(Extracted records)
[Begin]
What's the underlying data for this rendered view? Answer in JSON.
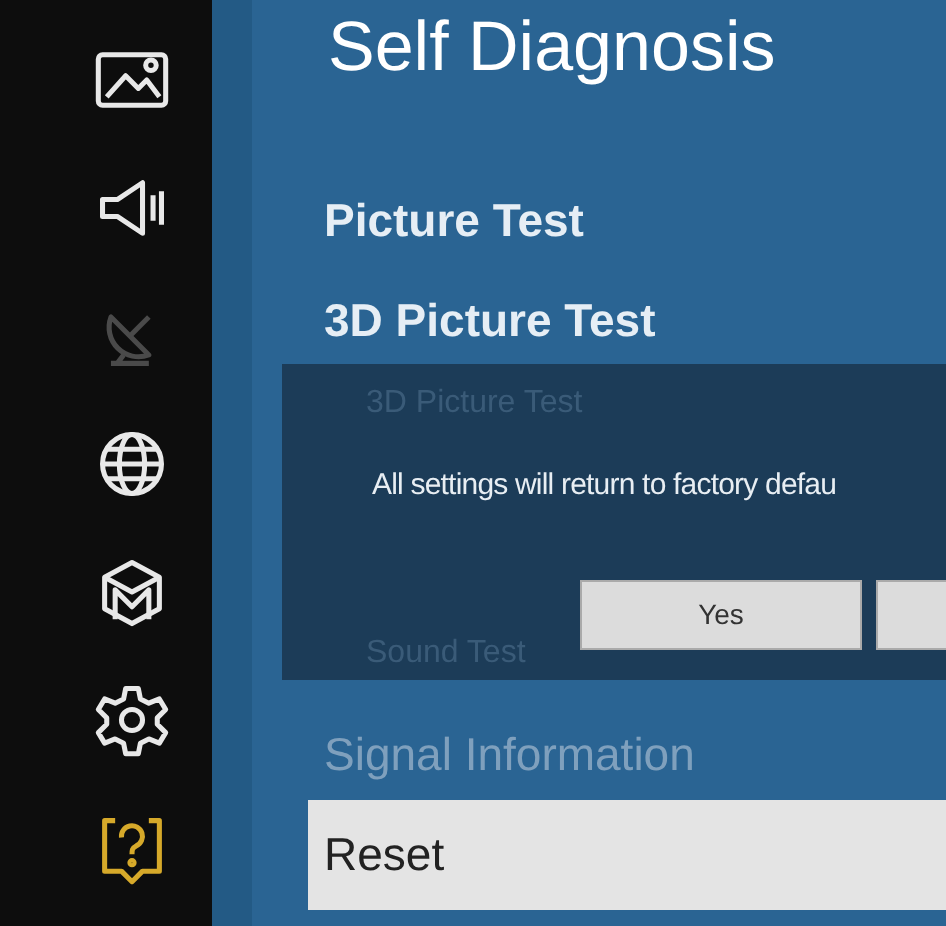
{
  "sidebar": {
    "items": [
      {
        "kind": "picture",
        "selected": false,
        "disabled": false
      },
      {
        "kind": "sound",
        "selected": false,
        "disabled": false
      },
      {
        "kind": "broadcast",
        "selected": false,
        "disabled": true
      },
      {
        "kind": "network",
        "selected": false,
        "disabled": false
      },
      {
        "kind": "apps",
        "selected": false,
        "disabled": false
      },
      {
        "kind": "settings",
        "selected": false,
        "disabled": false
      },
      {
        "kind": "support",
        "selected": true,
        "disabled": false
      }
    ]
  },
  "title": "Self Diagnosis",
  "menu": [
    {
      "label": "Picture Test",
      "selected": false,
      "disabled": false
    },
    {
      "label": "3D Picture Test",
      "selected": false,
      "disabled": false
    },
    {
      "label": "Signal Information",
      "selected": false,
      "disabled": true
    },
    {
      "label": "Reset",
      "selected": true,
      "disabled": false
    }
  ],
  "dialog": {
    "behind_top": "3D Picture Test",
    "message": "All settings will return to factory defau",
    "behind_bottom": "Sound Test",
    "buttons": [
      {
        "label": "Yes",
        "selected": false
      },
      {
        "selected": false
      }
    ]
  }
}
[End]
### INSTRUCTIONS TO FOLLOW
From the entries above, copy every line that holds the word "settings".

### REPLY
        "kind": "settings",
    "message": "All settings will return to factory defau",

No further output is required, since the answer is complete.